== DESCRIPTION OF THE TASK ==
Scan the lines below for the string "image" and copy every one that has it.

Data excerpts
- - -
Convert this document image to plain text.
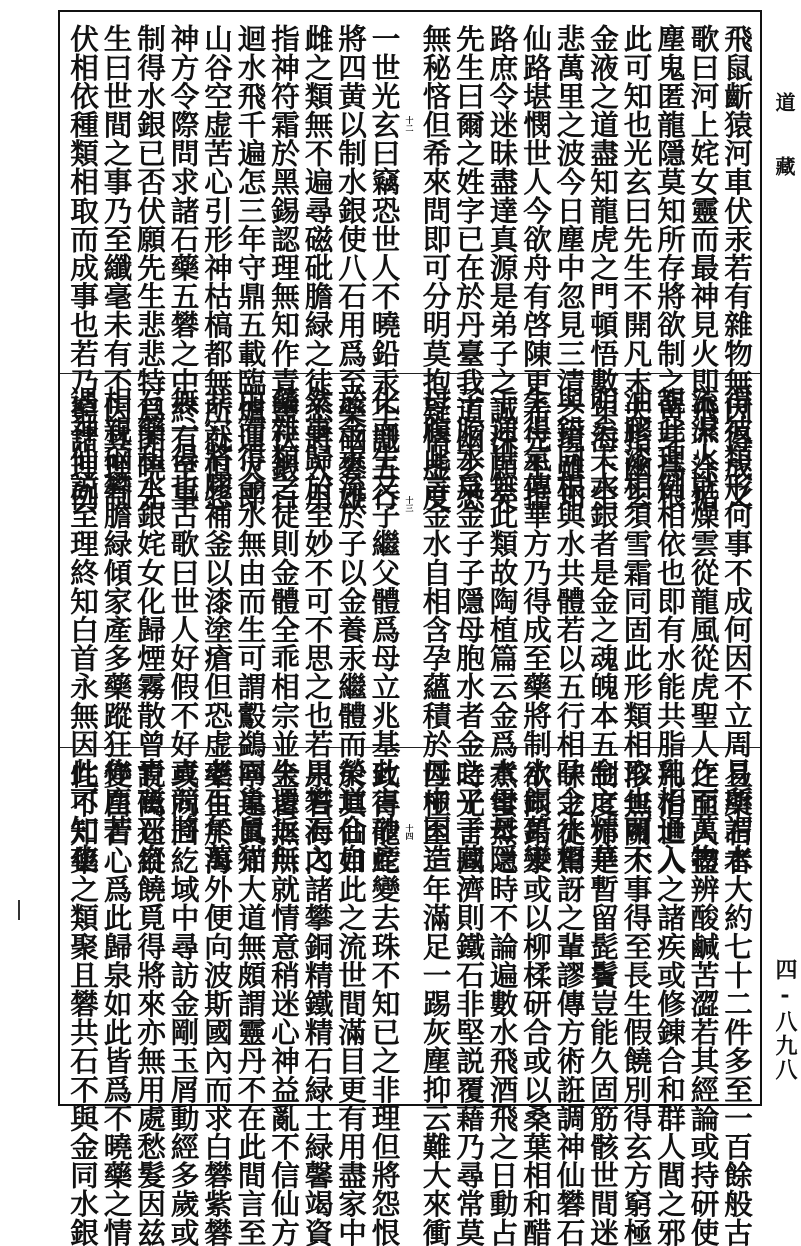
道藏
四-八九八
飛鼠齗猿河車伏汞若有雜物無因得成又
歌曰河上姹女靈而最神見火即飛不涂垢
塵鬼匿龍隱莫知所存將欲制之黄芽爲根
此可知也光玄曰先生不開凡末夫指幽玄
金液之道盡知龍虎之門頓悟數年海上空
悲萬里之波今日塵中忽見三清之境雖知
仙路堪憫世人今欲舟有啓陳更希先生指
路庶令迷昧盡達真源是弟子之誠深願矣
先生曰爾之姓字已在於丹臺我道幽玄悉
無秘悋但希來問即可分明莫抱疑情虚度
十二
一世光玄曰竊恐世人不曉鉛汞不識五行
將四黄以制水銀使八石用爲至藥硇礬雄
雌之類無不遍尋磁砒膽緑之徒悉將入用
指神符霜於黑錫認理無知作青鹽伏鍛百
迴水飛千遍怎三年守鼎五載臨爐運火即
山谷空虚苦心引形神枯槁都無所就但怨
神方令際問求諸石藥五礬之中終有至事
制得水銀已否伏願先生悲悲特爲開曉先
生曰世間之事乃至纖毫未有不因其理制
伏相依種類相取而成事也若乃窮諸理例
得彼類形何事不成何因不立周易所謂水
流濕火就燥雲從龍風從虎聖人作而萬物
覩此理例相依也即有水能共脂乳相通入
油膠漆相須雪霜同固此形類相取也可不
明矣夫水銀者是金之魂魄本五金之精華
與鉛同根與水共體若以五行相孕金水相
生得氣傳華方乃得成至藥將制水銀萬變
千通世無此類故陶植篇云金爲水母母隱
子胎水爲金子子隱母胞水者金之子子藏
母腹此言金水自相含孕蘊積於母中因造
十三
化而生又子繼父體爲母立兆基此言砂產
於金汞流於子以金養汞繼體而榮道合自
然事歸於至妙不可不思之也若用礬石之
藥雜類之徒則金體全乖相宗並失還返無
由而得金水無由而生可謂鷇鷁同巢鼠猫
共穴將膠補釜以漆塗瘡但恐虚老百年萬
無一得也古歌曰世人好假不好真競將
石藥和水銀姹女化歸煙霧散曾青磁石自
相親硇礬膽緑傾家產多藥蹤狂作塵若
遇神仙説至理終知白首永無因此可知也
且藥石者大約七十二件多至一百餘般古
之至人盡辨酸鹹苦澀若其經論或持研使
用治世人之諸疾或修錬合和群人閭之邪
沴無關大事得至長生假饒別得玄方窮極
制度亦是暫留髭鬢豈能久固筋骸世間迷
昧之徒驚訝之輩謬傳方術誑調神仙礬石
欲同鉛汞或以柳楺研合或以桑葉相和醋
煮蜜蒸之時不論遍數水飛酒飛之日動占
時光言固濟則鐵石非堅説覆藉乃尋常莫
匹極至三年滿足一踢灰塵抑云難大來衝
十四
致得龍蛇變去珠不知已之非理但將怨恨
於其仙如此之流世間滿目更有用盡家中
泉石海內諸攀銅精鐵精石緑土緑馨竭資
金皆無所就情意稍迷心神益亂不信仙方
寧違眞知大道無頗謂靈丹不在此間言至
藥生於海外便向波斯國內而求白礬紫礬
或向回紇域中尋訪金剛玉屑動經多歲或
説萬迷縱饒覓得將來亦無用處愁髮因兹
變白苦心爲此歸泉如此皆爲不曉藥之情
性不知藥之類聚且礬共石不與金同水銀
- - -
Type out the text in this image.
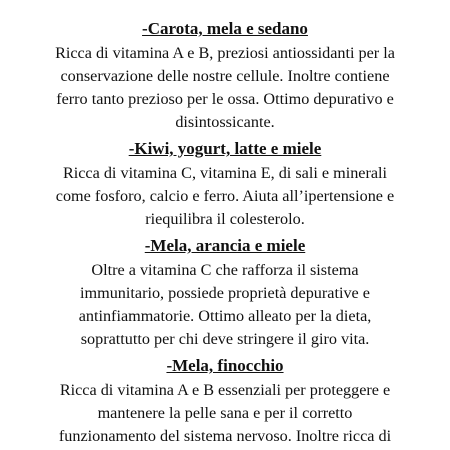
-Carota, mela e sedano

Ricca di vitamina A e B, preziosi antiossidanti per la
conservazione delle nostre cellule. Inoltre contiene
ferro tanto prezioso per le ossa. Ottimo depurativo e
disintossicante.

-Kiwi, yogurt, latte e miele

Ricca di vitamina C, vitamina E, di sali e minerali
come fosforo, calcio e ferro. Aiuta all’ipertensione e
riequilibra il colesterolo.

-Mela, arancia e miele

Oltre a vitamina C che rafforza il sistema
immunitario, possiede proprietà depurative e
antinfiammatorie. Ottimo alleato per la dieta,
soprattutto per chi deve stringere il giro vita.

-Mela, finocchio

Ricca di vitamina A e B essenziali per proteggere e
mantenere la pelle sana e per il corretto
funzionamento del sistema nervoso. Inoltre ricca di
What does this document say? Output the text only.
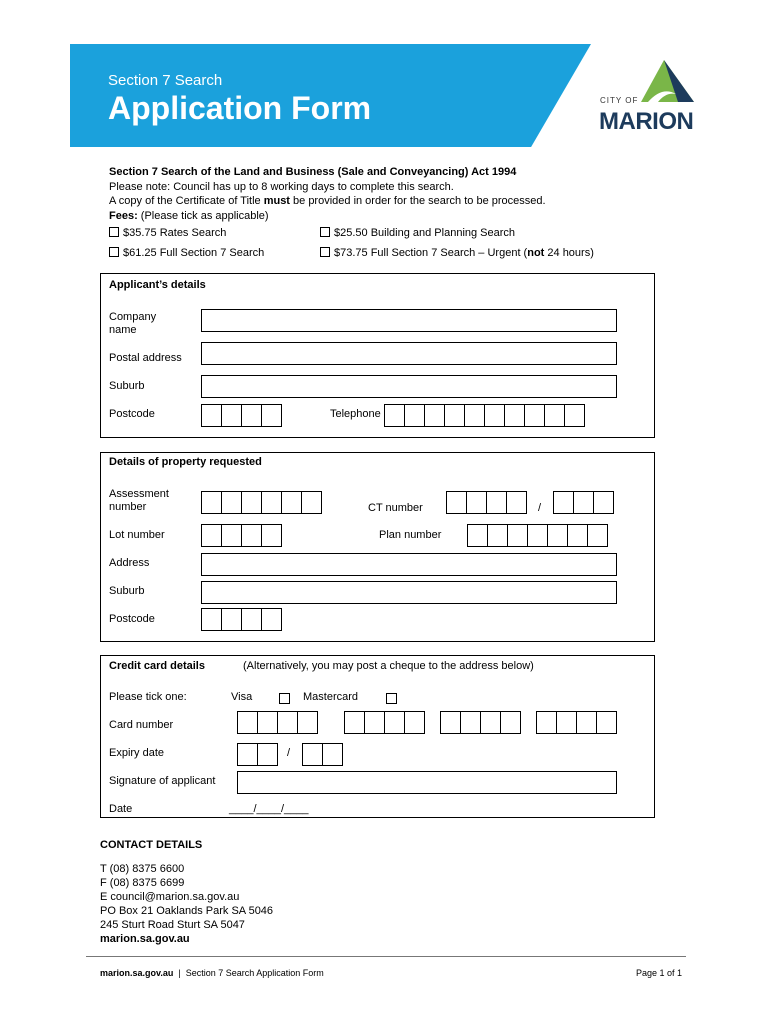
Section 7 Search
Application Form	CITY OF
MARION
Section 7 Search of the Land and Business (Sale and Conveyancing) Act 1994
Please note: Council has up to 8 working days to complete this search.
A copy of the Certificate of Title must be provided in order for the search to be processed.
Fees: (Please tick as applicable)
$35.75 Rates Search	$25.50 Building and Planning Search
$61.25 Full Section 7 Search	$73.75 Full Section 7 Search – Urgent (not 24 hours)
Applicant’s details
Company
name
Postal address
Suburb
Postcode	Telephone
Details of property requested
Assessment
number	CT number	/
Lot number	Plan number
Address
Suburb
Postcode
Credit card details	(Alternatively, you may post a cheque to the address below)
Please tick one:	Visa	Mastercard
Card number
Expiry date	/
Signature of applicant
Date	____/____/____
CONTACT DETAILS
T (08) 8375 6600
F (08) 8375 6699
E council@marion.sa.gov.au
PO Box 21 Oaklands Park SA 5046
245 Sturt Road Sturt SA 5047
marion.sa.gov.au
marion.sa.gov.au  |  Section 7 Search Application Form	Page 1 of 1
- - -
== SOLUTION ==
Convert this document image to plain text.
Type out the text in this image.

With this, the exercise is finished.